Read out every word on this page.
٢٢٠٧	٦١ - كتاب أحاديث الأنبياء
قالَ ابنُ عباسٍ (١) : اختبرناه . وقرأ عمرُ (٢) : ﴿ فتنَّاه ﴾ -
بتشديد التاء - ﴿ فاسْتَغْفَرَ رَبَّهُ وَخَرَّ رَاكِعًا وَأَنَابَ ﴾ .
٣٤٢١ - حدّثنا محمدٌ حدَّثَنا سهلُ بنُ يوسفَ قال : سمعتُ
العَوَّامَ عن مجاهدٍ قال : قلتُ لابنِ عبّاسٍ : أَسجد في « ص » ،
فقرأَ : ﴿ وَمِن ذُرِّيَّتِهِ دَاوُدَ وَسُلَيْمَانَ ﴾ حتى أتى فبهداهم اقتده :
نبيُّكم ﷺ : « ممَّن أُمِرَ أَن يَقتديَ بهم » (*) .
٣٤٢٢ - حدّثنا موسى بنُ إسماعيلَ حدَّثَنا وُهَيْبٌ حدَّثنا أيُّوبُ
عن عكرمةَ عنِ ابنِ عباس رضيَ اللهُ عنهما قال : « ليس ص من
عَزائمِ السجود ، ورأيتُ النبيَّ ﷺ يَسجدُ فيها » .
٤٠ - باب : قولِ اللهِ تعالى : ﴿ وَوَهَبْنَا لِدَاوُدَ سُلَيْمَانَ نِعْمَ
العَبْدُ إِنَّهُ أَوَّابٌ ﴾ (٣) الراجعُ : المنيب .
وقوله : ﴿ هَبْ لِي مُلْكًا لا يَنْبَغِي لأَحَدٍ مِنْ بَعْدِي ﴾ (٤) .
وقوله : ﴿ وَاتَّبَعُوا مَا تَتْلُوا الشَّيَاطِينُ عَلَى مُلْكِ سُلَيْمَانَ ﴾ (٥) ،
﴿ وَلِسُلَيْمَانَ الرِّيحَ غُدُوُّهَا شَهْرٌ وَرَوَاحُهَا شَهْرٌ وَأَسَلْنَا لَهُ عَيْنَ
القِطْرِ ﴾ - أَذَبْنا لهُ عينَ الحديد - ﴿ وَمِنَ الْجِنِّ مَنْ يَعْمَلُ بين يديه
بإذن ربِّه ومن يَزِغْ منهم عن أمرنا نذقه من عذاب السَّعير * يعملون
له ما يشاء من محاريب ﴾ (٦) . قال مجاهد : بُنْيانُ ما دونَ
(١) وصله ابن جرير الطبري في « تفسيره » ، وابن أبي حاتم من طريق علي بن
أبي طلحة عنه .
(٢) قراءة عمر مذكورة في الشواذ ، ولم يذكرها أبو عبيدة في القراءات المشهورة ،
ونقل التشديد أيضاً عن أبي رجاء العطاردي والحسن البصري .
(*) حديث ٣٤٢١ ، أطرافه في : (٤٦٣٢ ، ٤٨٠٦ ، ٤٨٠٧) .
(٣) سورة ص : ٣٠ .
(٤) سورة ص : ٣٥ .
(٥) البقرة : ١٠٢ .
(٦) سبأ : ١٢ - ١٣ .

▸ **To do**: Write out the material exactly as given.

▸ **Answer to this task**:
Read out every word on this page.
٢٢٠٧	٦١ - كتاب أحاديث الأنبياء
قالَ ابنُ عباسٍ (١) : اختبرناه . وقرأ عمرُ (٢) : ﴿ فتنَّاه ﴾ -
بتشديد التاء - ﴿ فاسْتَغْفَرَ رَبَّهُ وَخَرَّ رَاكِعًا وَأَنَابَ ﴾ .
٣٤٢١ - حدّثنا محمدٌ حدَّثَنا سهلُ بنُ يوسفَ قال : سمعتُ
العَوَّامَ عن مجاهدٍ قال : قلتُ لابنِ عبّاسٍ : أَسجد في « ص » ،
فقرأَ : ﴿ وَمِن ذُرِّيَّتِهِ دَاوُدَ وَسُلَيْمَانَ ﴾ حتى أتى فبهداهم اقتده :
نبيُّكم ﷺ : « ممَّن أُمِرَ أَن يَقتديَ بهم » (*) .
٣٤٢٢ - حدّثنا موسى بنُ إسماعيلَ حدَّثَنا وُهَيْبٌ حدَّثنا أيُّوبُ
عن عكرمةَ عنِ ابنِ عباس رضيَ اللهُ عنهما قال : « ليس ص من
عَزائمِ السجود ، ورأيتُ النبيَّ ﷺ يَسجدُ فيها » .
٤٠ - باب : قولِ اللهِ تعالى : ﴿ وَوَهَبْنَا لِدَاوُدَ سُلَيْمَانَ نِعْمَ
العَبْدُ إِنَّهُ أَوَّابٌ ﴾ (٣) الراجعُ : المنيب .
وقوله : ﴿ هَبْ لِي مُلْكًا لا يَنْبَغِي لأَحَدٍ مِنْ بَعْدِي ﴾ (٤) .
وقوله : ﴿ وَاتَّبَعُوا مَا تَتْلُوا الشَّيَاطِينُ عَلَى مُلْكِ سُلَيْمَانَ ﴾ (٥) ،
﴿ وَلِسُلَيْمَانَ الرِّيحَ غُدُوُّهَا شَهْرٌ وَرَوَاحُهَا شَهْرٌ وَأَسَلْنَا لَهُ عَيْنَ
القِطْرِ ﴾ - أَذَبْنا لهُ عينَ الحديد - ﴿ وَمِنَ الْجِنِّ مَنْ يَعْمَلُ بين يديه
بإذن ربِّه ومن يَزِغْ منهم عن أمرنا نذقه من عذاب السَّعير * يعملون
له ما يشاء من محاريب ﴾ (٦) . قال مجاهد : بُنْيانُ ما دونَ
(١) وصله ابن جرير الطبري في « تفسيره » ، وابن أبي حاتم من طريق علي بن
أبي طلحة عنه .
(٢) قراءة عمر مذكورة في الشواذ ، ولم يذكرها أبو عبيدة في القراءات المشهورة ،
ونقل التشديد أيضاً عن أبي رجاء العطاردي والحسن البصري .
(*) حديث ٣٤٢١ ، أطرافه في : (٤٦٣٢ ، ٤٨٠٦ ، ٤٨٠٧) .
(٣) سورة ص : ٣٠ .
(٤) سورة ص : ٣٥ .
(٥) البقرة : ١٠٢ .
(٦) سبأ : ١٢ - ١٣ .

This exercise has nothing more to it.